- Task to carry out
Find the string "wieder" in the records. Copy every line it appears in.

Dataset entries: Begin

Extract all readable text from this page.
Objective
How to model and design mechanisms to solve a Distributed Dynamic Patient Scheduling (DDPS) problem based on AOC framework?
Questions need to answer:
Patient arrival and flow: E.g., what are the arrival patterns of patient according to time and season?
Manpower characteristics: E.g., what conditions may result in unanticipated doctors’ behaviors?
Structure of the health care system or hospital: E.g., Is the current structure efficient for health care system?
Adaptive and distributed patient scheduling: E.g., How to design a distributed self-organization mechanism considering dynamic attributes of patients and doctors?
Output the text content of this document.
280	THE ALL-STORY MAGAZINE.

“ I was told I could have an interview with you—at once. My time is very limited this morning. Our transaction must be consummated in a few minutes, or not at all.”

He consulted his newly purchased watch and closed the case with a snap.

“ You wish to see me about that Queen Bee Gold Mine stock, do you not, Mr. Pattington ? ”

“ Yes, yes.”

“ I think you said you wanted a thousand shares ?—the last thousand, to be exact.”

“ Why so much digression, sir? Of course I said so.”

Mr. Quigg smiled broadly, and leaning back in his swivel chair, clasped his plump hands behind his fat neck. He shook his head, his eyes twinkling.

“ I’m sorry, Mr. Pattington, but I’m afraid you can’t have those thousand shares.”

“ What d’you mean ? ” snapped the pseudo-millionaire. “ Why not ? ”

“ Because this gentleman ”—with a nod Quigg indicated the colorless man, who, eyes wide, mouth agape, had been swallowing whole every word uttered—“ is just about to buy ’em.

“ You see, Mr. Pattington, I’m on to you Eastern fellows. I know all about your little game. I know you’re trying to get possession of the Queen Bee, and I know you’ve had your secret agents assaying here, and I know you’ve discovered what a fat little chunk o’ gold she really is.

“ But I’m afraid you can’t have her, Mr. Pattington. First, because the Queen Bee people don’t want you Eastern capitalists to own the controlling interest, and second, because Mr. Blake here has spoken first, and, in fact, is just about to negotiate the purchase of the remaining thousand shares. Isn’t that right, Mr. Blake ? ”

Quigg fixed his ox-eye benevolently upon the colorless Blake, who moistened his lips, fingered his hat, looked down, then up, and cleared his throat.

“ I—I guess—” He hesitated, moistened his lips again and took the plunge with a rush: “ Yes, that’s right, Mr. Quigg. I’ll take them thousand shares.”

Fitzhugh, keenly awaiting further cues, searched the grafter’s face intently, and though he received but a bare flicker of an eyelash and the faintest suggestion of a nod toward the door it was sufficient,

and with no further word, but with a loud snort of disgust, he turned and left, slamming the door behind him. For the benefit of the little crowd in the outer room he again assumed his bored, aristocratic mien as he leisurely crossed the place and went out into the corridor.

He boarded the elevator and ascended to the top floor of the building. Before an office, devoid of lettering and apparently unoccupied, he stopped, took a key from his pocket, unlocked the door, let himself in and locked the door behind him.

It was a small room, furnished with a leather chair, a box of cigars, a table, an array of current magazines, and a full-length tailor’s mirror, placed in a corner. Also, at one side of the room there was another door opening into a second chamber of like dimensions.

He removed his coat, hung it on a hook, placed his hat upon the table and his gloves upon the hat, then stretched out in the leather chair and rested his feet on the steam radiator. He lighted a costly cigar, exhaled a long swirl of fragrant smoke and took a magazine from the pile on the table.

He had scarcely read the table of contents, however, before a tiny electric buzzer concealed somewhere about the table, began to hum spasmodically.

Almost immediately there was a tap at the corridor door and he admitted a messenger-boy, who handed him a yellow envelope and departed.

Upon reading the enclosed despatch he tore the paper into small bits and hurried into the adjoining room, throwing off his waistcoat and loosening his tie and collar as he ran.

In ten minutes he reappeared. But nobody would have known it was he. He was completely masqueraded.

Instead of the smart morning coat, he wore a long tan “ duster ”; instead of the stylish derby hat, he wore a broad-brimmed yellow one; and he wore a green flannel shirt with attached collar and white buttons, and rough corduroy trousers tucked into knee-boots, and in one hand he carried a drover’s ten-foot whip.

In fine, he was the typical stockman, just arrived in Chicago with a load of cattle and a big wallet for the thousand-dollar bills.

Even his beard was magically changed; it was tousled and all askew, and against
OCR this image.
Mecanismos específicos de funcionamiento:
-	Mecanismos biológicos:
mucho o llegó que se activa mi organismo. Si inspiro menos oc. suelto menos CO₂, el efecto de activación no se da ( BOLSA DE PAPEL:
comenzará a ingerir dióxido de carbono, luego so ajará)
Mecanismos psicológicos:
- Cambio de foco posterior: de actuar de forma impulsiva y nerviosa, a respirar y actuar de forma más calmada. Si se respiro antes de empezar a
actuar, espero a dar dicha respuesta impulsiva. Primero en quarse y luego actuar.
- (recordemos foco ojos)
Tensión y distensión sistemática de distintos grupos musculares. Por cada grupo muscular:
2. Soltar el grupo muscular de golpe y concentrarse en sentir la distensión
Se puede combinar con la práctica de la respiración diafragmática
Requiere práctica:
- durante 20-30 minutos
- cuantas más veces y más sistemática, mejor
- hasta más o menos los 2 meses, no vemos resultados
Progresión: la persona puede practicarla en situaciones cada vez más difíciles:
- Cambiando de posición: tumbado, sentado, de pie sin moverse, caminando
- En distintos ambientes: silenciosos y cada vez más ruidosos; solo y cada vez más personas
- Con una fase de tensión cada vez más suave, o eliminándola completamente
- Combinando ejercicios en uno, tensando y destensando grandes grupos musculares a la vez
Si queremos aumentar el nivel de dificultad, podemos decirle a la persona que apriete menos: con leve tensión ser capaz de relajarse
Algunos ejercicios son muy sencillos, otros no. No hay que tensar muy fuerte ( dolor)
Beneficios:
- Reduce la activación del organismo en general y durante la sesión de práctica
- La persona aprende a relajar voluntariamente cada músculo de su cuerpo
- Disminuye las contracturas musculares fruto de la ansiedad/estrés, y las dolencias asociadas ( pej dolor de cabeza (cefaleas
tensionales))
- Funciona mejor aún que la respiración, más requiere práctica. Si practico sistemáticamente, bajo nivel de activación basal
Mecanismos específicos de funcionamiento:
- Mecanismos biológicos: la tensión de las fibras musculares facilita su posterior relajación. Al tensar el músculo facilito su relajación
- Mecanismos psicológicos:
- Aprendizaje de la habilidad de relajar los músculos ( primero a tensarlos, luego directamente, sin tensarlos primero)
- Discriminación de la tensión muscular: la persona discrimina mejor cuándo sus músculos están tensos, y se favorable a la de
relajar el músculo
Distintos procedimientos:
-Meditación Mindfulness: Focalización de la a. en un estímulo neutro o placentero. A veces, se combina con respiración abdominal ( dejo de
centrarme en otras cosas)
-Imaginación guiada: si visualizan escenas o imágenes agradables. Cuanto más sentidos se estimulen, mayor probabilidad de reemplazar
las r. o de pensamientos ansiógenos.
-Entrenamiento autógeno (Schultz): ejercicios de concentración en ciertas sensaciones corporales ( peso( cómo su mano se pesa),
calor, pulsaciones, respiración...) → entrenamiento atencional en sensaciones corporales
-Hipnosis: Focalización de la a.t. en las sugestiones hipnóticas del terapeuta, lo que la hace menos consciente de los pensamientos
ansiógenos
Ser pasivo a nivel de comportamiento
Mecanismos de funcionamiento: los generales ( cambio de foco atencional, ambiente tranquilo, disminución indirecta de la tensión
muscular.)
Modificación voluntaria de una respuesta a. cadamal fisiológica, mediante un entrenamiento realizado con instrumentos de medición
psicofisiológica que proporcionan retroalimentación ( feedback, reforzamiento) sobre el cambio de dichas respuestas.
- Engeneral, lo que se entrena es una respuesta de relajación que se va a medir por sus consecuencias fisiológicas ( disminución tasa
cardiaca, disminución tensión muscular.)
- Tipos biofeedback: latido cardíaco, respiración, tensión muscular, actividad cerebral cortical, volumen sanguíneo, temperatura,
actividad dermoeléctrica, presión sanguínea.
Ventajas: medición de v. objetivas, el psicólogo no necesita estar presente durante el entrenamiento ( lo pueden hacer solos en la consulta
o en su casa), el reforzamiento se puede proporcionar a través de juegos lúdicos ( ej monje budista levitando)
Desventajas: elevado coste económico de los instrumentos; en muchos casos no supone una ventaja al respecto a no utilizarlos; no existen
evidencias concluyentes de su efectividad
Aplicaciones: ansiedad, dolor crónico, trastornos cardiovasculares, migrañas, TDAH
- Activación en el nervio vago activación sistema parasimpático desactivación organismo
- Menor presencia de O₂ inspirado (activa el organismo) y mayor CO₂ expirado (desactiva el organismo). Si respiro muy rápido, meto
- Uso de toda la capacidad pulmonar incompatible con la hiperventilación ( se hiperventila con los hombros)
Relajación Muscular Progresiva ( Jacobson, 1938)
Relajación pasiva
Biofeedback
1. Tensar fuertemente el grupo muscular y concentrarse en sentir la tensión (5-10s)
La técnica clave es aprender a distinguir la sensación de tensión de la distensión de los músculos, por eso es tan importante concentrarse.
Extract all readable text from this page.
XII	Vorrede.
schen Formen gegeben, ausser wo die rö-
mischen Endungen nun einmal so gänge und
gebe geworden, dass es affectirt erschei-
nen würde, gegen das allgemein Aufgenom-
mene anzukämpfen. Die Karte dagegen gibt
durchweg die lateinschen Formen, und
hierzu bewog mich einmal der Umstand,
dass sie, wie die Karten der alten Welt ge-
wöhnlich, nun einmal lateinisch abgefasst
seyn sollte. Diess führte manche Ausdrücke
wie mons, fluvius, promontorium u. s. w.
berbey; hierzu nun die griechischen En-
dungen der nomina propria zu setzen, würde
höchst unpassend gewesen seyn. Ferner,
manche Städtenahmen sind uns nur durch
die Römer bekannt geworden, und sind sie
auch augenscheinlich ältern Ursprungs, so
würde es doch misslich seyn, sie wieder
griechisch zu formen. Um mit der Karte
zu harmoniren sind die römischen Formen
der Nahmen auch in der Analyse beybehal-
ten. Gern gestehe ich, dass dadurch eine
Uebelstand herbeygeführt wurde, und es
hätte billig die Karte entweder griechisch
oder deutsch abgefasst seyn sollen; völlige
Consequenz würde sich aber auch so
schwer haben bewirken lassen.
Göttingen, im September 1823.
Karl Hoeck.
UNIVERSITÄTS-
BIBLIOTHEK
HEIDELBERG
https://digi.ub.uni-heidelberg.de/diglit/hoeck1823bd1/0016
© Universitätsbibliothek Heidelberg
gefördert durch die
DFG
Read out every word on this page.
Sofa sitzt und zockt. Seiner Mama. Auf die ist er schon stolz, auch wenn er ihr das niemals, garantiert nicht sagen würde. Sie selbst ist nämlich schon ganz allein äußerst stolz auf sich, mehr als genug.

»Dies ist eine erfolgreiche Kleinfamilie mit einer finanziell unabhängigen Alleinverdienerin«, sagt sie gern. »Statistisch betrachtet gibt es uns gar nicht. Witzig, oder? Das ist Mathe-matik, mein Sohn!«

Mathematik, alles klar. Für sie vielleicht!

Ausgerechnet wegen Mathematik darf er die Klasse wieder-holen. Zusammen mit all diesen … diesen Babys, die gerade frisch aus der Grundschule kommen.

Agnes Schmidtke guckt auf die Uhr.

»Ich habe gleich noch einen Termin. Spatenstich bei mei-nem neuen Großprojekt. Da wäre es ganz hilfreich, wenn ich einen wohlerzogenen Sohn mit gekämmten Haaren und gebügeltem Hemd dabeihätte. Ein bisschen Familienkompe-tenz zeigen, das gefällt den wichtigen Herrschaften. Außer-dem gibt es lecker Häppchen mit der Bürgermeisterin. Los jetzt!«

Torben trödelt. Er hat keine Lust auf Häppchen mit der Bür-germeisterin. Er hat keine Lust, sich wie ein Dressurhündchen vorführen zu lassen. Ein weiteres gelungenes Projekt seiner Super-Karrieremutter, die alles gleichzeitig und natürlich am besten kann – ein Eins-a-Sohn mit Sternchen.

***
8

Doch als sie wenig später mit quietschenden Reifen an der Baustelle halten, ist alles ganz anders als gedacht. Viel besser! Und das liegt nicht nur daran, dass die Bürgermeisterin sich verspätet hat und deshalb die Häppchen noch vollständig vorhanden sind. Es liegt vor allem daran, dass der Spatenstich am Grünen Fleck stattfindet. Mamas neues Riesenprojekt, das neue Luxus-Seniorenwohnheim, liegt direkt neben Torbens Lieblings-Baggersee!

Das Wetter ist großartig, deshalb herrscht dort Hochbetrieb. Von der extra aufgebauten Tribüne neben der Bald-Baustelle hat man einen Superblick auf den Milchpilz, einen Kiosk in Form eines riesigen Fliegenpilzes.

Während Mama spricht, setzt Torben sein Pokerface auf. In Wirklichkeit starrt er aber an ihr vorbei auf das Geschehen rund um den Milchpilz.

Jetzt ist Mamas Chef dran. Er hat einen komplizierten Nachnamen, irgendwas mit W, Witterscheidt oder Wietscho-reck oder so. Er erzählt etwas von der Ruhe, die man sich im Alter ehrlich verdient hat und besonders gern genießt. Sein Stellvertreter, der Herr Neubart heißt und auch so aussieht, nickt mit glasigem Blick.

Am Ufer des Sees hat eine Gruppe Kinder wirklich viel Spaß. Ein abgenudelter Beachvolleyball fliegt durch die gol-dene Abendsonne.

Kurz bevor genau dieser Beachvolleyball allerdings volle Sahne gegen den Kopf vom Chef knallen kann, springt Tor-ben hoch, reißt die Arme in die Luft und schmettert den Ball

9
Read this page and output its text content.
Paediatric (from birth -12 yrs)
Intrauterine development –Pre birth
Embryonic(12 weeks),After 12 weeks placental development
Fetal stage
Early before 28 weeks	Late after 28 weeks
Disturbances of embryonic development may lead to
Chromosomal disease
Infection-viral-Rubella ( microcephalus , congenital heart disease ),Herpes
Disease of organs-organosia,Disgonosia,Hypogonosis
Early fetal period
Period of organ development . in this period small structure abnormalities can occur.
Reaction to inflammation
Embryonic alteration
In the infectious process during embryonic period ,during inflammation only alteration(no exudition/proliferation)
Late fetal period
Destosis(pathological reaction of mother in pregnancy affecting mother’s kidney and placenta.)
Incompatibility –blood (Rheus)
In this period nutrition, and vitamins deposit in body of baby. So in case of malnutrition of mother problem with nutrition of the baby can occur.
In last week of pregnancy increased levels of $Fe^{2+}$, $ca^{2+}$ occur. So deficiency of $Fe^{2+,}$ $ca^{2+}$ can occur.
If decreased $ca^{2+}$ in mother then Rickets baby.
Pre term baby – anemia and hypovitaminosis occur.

Dataset entries: End

- Task result
würde es doch misslich seyn, sie wieder
Ausgerechnet wegen Mathematik darf er die Klasse wieder-holen. Zusammen mit all diesen … diesen Babys, die gerade frisch aus der Grundschule kommen.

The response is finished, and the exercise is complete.